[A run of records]
>> Begin

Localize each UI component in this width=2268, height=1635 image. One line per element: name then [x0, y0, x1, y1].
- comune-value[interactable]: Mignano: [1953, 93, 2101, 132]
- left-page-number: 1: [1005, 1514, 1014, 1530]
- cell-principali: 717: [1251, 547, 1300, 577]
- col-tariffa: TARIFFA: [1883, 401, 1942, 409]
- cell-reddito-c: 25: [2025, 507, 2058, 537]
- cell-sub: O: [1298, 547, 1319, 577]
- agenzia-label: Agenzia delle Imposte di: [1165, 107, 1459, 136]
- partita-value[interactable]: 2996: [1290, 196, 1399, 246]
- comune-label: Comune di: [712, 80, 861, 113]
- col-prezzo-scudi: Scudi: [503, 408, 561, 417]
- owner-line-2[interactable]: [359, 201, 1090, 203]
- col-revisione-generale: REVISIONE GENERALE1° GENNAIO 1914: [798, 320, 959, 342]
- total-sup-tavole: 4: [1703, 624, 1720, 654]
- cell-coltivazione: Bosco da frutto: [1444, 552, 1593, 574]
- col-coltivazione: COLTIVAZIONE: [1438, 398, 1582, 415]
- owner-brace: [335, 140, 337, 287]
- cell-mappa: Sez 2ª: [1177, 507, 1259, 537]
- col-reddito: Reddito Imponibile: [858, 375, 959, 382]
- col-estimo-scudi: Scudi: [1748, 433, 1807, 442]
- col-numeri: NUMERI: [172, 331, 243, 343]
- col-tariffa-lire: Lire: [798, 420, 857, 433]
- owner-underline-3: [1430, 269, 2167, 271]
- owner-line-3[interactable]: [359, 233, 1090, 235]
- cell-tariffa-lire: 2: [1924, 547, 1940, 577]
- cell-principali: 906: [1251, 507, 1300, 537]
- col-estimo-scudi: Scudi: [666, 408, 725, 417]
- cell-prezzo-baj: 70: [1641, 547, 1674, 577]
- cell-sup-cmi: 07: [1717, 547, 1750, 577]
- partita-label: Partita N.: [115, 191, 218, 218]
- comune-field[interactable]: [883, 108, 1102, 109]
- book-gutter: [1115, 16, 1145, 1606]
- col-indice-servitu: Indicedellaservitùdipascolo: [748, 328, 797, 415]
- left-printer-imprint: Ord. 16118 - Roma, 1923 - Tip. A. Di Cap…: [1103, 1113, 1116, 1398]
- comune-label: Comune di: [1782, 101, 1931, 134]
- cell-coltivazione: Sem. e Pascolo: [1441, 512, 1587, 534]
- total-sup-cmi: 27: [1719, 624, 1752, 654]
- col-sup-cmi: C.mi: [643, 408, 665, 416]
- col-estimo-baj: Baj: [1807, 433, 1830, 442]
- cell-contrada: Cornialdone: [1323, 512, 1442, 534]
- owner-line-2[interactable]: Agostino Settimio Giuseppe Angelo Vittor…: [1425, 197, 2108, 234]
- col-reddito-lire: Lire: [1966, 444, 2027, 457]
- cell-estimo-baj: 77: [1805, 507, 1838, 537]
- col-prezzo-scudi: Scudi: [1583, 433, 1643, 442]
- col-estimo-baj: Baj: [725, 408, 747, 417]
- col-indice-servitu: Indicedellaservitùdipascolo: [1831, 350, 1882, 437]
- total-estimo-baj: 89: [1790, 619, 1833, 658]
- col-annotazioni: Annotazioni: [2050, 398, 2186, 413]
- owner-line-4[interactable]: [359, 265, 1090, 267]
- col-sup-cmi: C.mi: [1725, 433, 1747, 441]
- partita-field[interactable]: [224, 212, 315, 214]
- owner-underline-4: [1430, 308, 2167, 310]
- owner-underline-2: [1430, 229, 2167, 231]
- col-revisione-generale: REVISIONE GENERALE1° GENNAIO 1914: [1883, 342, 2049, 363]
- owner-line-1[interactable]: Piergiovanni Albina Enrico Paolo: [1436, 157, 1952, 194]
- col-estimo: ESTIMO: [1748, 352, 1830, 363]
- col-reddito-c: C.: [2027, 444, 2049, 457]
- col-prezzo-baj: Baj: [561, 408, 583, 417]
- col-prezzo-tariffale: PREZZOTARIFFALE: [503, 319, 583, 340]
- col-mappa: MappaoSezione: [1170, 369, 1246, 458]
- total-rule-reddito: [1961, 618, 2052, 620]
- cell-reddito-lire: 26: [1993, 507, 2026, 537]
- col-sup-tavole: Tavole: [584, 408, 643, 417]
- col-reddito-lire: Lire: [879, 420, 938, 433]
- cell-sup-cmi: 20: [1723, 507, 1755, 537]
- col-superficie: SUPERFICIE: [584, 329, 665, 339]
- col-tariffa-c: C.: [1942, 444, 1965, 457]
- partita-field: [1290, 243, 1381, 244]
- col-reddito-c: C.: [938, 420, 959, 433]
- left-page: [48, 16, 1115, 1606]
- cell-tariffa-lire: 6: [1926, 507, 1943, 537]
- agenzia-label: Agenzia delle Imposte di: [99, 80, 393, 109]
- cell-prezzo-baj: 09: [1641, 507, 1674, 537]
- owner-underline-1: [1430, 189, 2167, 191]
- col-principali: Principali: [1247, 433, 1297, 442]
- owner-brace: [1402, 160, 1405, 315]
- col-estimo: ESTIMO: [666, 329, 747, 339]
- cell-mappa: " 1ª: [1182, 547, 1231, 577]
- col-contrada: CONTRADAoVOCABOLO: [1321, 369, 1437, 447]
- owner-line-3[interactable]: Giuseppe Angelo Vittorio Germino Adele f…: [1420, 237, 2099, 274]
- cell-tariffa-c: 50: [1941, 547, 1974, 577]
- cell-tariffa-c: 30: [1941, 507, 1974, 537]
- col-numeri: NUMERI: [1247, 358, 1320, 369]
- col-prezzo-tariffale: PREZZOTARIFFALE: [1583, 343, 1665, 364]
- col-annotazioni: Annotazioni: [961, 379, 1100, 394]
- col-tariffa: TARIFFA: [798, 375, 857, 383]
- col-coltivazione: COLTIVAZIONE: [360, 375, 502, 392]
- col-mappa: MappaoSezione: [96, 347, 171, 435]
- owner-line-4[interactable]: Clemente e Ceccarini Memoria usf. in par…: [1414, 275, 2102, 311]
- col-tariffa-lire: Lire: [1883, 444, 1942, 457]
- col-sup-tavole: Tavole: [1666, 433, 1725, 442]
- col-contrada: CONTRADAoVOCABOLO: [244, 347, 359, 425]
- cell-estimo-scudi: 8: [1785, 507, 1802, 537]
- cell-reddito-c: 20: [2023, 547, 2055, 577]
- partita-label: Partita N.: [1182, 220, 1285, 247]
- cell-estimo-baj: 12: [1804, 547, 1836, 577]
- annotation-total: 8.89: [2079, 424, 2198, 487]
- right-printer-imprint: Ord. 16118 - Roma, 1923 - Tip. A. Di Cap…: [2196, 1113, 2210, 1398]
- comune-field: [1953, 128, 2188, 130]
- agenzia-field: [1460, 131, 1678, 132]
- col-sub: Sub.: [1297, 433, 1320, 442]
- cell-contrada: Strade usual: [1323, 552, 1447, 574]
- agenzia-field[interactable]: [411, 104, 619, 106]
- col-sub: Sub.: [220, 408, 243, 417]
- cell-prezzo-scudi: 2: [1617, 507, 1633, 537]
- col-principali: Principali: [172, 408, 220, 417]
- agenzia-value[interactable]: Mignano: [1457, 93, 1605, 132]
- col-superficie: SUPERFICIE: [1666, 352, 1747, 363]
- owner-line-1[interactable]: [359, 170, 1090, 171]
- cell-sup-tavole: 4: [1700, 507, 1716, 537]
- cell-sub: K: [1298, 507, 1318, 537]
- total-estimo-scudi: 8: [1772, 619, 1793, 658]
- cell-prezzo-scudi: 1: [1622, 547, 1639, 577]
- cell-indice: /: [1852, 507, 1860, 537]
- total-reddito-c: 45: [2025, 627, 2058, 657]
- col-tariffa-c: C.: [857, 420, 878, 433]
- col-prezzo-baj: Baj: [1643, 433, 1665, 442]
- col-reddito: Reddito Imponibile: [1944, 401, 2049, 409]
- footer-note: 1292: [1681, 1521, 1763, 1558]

>> End

§ **Instructions for the task**
Report every line of the records above that holds the string "NUMERI".

§ **Completed task**
- col-numeri: NUMERI: [172, 331, 243, 343]
- col-numeri: NUMERI: [1247, 358, 1320, 369]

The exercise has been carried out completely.